***** Recorded data *****

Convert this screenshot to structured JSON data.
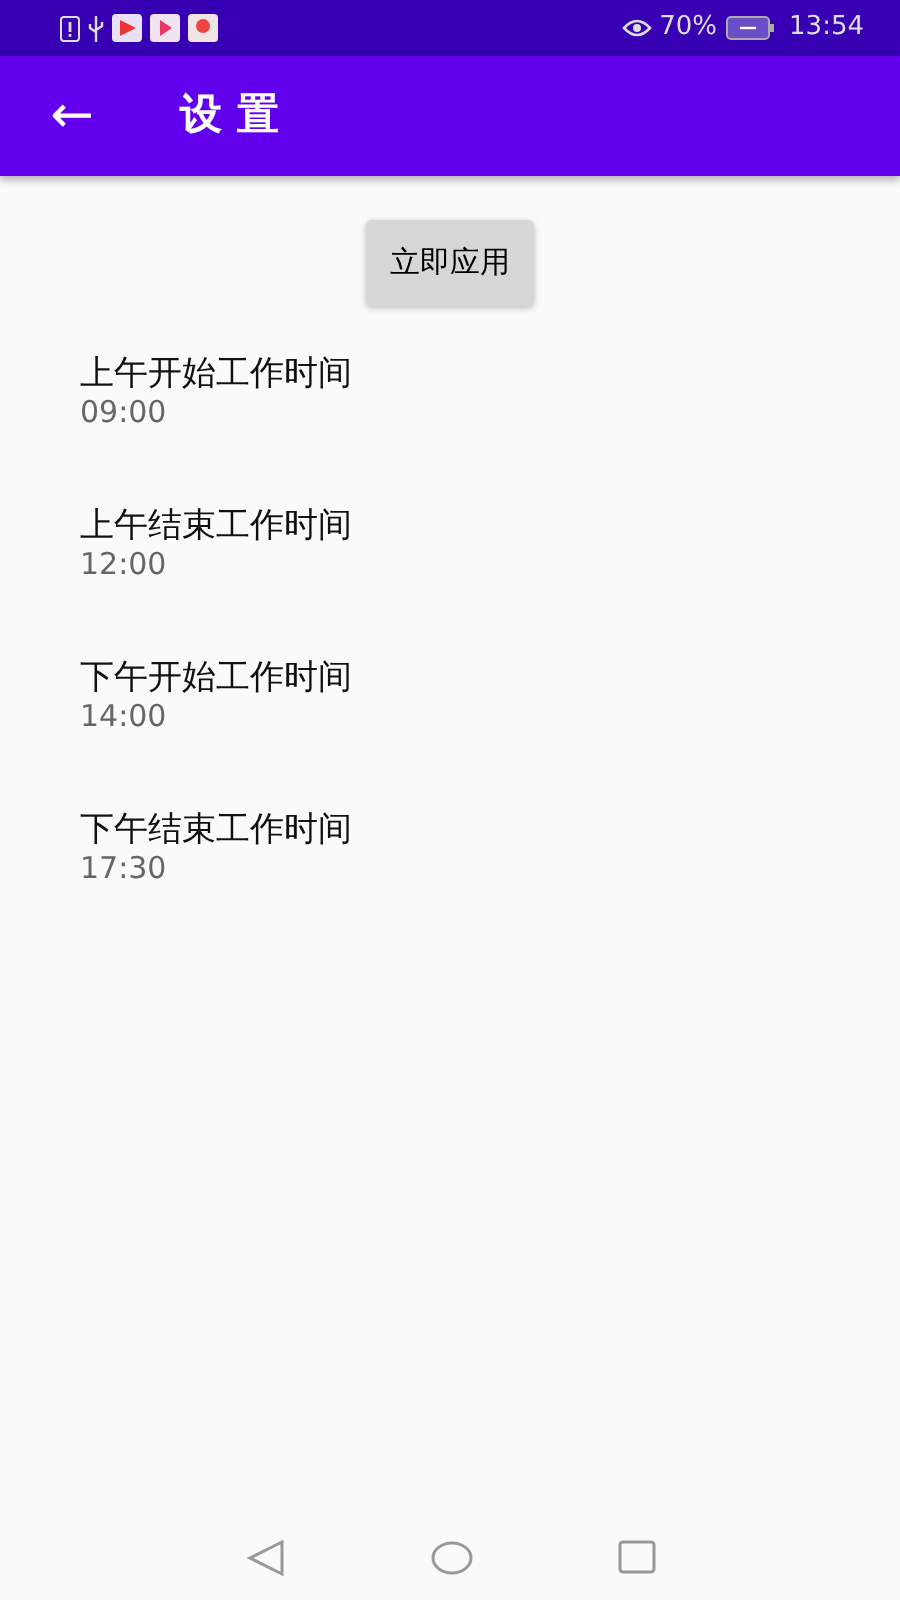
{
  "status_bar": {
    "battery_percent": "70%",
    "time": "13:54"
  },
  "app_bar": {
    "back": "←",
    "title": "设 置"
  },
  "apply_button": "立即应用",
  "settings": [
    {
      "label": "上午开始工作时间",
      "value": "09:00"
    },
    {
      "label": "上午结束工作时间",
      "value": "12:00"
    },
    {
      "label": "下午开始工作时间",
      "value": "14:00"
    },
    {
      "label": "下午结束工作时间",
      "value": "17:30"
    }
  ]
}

*****

Job:
Using the material above, copy every line in which the string "value" occurs.

Finished answer:
      "value": "09:00"
      "value": "12:00"
      "value": "14:00"
      "value": "17:30"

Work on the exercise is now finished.